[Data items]

──────────

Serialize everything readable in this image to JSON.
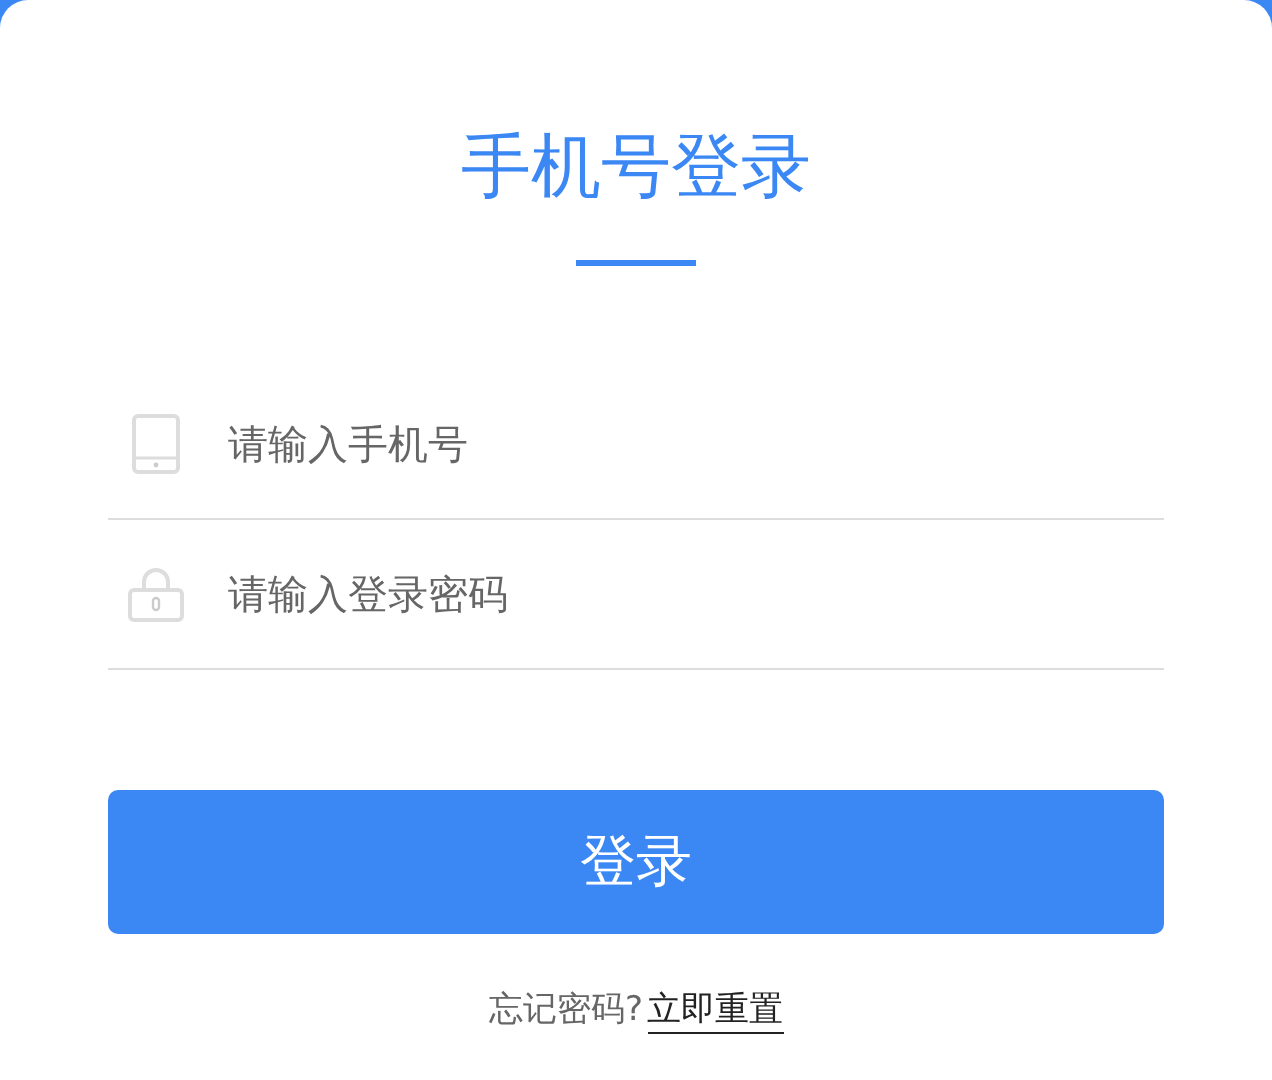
{
  "title": "手机号登录",
  "fields": [
    {
      "kind": "phone",
      "placeholder": "请输入手机号"
    },
    {
      "kind": "lock",
      "placeholder": "请输入登录密码"
    }
  ],
  "submit": "登录",
  "forgot": {
    "text": "忘记密码?",
    "link": "立即重置"
  }
}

──────────

[YOUR GOAL] Print each line of the material above exactly, with the pictures removed from your copy.

[RESULT OF THIS EXERCISE]
Serialize everything readable in this image to JSON.
{
  "title": "手机号登录",
  "fields": [
    {
      "kind": "phone",
      "placeholder": "请输入手机号"
    },
    {
      "kind": "lock",
      "placeholder": "请输入登录密码"
    }
  ],
  "submit": "登录",
  "forgot": {
    "text": "忘记密码?",
    "link": "立即重置"
  }
}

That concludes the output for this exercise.